[Stored entries]
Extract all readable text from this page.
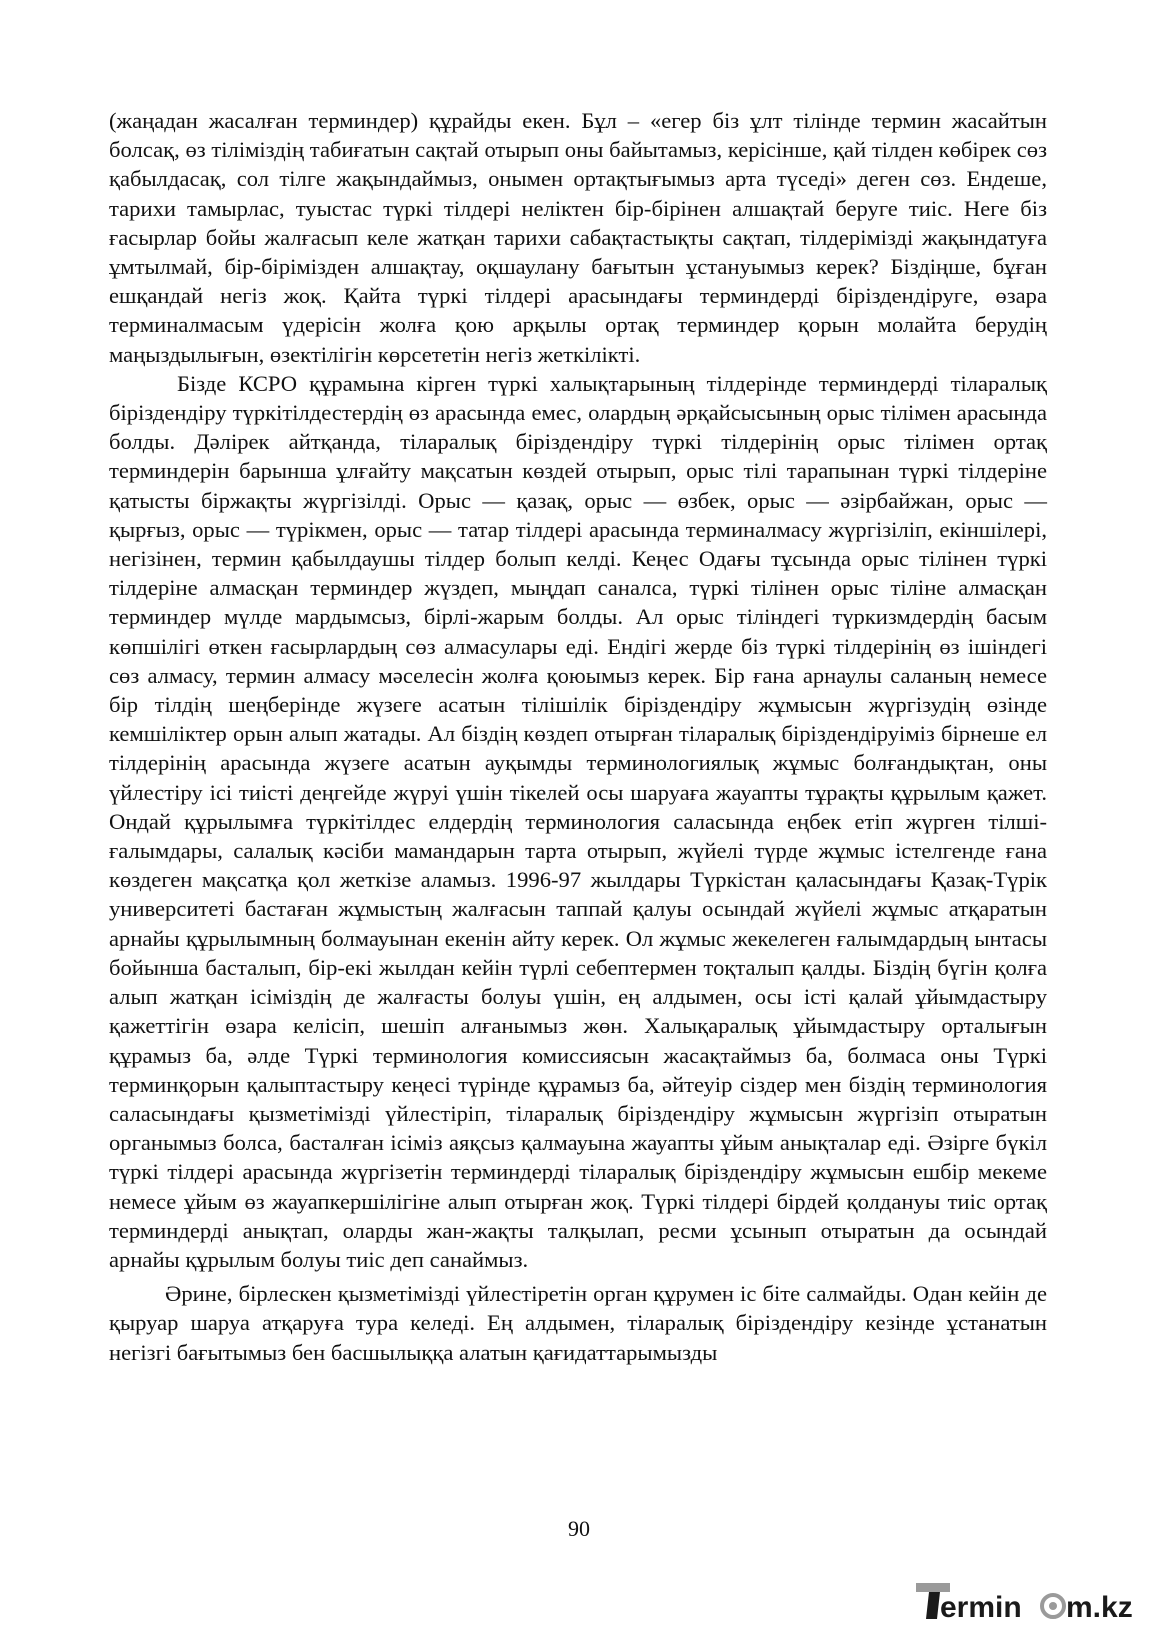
(жаңадан жасалған терминдер) құрайды екен. Бұл – «егер біз ұлт тілінде термин жасайтын болсақ, өз тіліміздің табиғатын сақтай отырып оны байытамыз, керісінше, қай тілден көбірек сөз қабылдасақ, сол тілге жақындаймыз, онымен ортақтығымыз арта түседі» деген сөз. Ендеше, тарихи тамырлас, туыстас түркі тілдері неліктен бір-бірінен алшақтай беруге тиіс. Неге біз ғасырлар бойы жалғасып келе жатқан тарихи сабақтастықты сақтап, тілдерімізді жақындатуға ұмтылмай, бір-бірімізден алшақтау, оқшаулану бағытын ұстануымыз керек? Біздіңше, бұған ешқандай негіз жоқ. Қайта түркі тілдері арасындағы терминдерді біріздендіруге, өзара терминалмасым үдерісін жолға қою арқылы ортақ терминдер қорын молайта берудің маңыздылығын, өзектілігін көрсететін негіз жеткілікті.

Бізде КСРО құрамына кірген түркі халықтарының тілдерінде терминдерді тіларалық біріздендіру түркітілдестердің өз арасында емес, олардың әрқайсысының орыс тілімен арасында болды. Дәлірек айтқанда, тіларалық біріздендіру түркі тілдерінің орыс тілімен ортақ терминдерін барынша ұлғайту мақсатын көздей отырып, орыс тілі тарапынан түркі тілдеріне қатысты біржақты жүргізілді. Орыс — қазақ, орыс — өзбек, орыс — әзірбайжан, орыс — қырғыз, орыс — түрікмен, орыс — татар тілдері арасында терминалмасу жүргізіліп, екіншілері, негізінен, термин қабылдаушы тілдер болып келді. Кеңес Одағы тұсында орыс тілінен түркі тілдеріне алмасқан терминдер жүздеп, мыңдап саналса, түркі тілінен орыс тіліне алмасқан терминдер мүлде мардымсыз, бірлі-жарым болды. Ал орыс тіліндегі түркизмдердің басым көпшілігі өткен ғасырлардың сөз алмасулары еді. Ендігі жерде біз түркі тілдерінің өз ішіндегі сөз алмасу, термин алмасу мәселесін жолға қоюымыз керек. Бір ғана арнаулы саланың немесе бір тілдің шеңберінде жүзеге асатын тілішілік біріздендіру жұмысын жүргізудің өзінде кемшіліктер орын алып жатады. Ал біздің көздеп отырған тіларалық біріздендіруіміз бірнеше ел тілдерінің арасында жүзеге асатын ауқымды терминологиялық жұмыс болғандықтан, оны үйлестіру ісі тиісті деңгейде жүруі үшін тікелей осы шаруаға жауапты тұрақты құрылым қажет. Ондай құрылымға түркітілдес елдердің терминология саласында еңбек етіп жүрген тілші-ғалымдары, салалық кәсіби мамандарын тарта отырып, жүйелі түрде жұмыс істелгенде ғана көздеген мақсатқа қол жеткізе аламыз. 1996-97 жылдары Түркістан қаласындағы Қазақ-Түрік университеті бастаған жұмыстың жалғасын таппай қалуы осындай жүйелі жұмыс атқаратын арнайы құрылымның болмауынан екенін айту керек. Ол жұмыс жекелеген ғалымдардың ынтасы бойынша басталып, бір-екі жылдан кейін түрлі себептермен тоқталып қалды. Біздің бүгін қолға алып жатқан ісіміздің де жалғасты болуы үшін, ең алдымен, осы істі қалай ұйымдастыру қажеттігін өзара келісіп, шешіп алғанымыз жөн. Халықаралық ұйымдастыру орталығын құрамыз ба, әлде Түркі терминология комиссиясын жасақтаймыз ба, болмаса оны Түркі терминқорын қалыптастыру кеңесі түрінде құрамыз ба, әйтеуір сіздер мен біздің терминология саласындағы қызметімізді үйлестіріп, тіларалық біріздендіру жұмысын жүргізіп отыратын органымыз болса, басталған ісіміз аяқсыз қалмауына жауапты ұйым анықталар еді. Әзірге бүкіл түркі тілдері арасында жүргізетін терминдерді тіларалық біріздендіру жұмысын ешбір мекеме немесе ұйым өз жауапкершілігіне алып отырған жоқ. Түркі тілдері бірдей қолдануы тиіс ортақ терминдерді анықтап, оларды жан-жақты талқылап, ресми ұсынып отыратын да осындай арнайы құрылым болуы тиіс деп санаймыз.

Әрине, бірлескен қызметімізді үйлестіретін орган құрумен іс біте салмайды. Одан кейін де қыруар шаруа атқаруға тура келеді. Ең алдымен, тіларалық біріздендіру кезінде ұстанатын негізгі бағытымыз бен басшылыққа алатын қағидаттарымызды

90
ermin m.kz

- **REQUIRED WORK**
Make an exact reproduction of the listing above, without any pictures.

- **EXERCISE RESPONSE**
Extract all readable text from this page.
(жаңадан жасалған терминдер) құрайды екен. Бұл – «егер біз ұлт тілінде термин жасайтын болсақ, өз тіліміздің табиғатын сақтай отырып оны байытамыз, керісінше, қай тілден көбірек сөз қабылдасақ, сол тілге жақындаймыз, онымен ортақтығымыз арта түседі» деген сөз. Ендеше, тарихи тамырлас, туыстас түркі тілдері неліктен бір-бірінен алшақтай беруге тиіс. Неге біз ғасырлар бойы жалғасып келе жатқан тарихи сабақтастықты сақтап, тілдерімізді жақындатуға ұмтылмай, бір-бірімізден алшақтау, оқшаулану бағытын ұстануымыз керек? Біздіңше, бұған ешқандай негіз жоқ. Қайта түркі тілдері арасындағы терминдерді біріздендіруге, өзара терминалмасым үдерісін жолға қою арқылы ортақ терминдер қорын молайта берудің маңыздылығын, өзектілігін көрсететін негіз жеткілікті.

Бізде КСРО құрамына кірген түркі халықтарының тілдерінде терминдерді тіларалық біріздендіру түркітілдестердің өз арасында емес, олардың әрқайсысының орыс тілімен арасында болды. Дәлірек айтқанда, тіларалық біріздендіру түркі тілдерінің орыс тілімен ортақ терминдерін барынша ұлғайту мақсатын көздей отырып, орыс тілі тарапынан түркі тілдеріне қатысты біржақты жүргізілді. Орыс — қазақ, орыс — өзбек, орыс — әзірбайжан, орыс — қырғыз, орыс — түрікмен, орыс — татар тілдері арасында терминалмасу жүргізіліп, екіншілері, негізінен, термин қабылдаушы тілдер болып келді. Кеңес Одағы тұсында орыс тілінен түркі тілдеріне алмасқан терминдер жүздеп, мыңдап саналса, түркі тілінен орыс тіліне алмасқан терминдер мүлде мардымсыз, бірлі-жарым болды. Ал орыс тіліндегі түркизмдердің басым көпшілігі өткен ғасырлардың сөз алмасулары еді. Ендігі жерде біз түркі тілдерінің өз ішіндегі сөз алмасу, термин алмасу мәселесін жолға қоюымыз керек. Бір ғана арнаулы саланың немесе бір тілдің шеңберінде жүзеге асатын тілішілік біріздендіру жұмысын жүргізудің өзінде кемшіліктер орын алып жатады. Ал біздің көздеп отырған тіларалық біріздендіруіміз бірнеше ел тілдерінің арасында жүзеге асатын ауқымды терминологиялық жұмыс болғандықтан, оны үйлестіру ісі тиісті деңгейде жүруі үшін тікелей осы шаруаға жауапты тұрақты құрылым қажет. Ондай құрылымға түркітілдес елдердің терминология саласында еңбек етіп жүрген тілші-ғалымдары, салалық кәсіби мамандарын тарта отырып, жүйелі түрде жұмыс істелгенде ғана көздеген мақсатқа қол жеткізе аламыз. 1996-97 жылдары Түркістан қаласындағы Қазақ-Түрік университеті бастаған жұмыстың жалғасын таппай қалуы осындай жүйелі жұмыс атқаратын арнайы құрылымның болмауынан екенін айту керек. Ол жұмыс жекелеген ғалымдардың ынтасы бойынша басталып, бір-екі жылдан кейін түрлі себептермен тоқталып қалды. Біздің бүгін қолға алып жатқан ісіміздің де жалғасты болуы үшін, ең алдымен, осы істі қалай ұйымдастыру қажеттігін өзара келісіп, шешіп алғанымыз жөн. Халықаралық ұйымдастыру орталығын құрамыз ба, әлде Түркі терминология комиссиясын жасақтаймыз ба, болмаса оны Түркі терминқорын қалыптастыру кеңесі түрінде құрамыз ба, әйтеуір сіздер мен біздің терминология саласындағы қызметімізді үйлестіріп, тіларалық біріздендіру жұмысын жүргізіп отыратын органымыз болса, басталған ісіміз аяқсыз қалмауына жауапты ұйым анықталар еді. Әзірге бүкіл түркі тілдері арасында жүргізетін терминдерді тіларалық біріздендіру жұмысын ешбір мекеме немесе ұйым өз жауапкершілігіне алып отырған жоқ. Түркі тілдері бірдей қолдануы тиіс ортақ терминдерді анықтап, оларды жан-жақты талқылап, ресми ұсынып отыратын да осындай арнайы құрылым болуы тиіс деп санаймыз.

Әрине, бірлескен қызметімізді үйлестіретін орган құрумен іс біте салмайды. Одан кейін де қыруар шаруа атқаруға тура келеді. Ең алдымен, тіларалық біріздендіру кезінде ұстанатын негізгі бағытымыз бен басшылыққа алатын қағидаттарымызды

90
ermin m.kz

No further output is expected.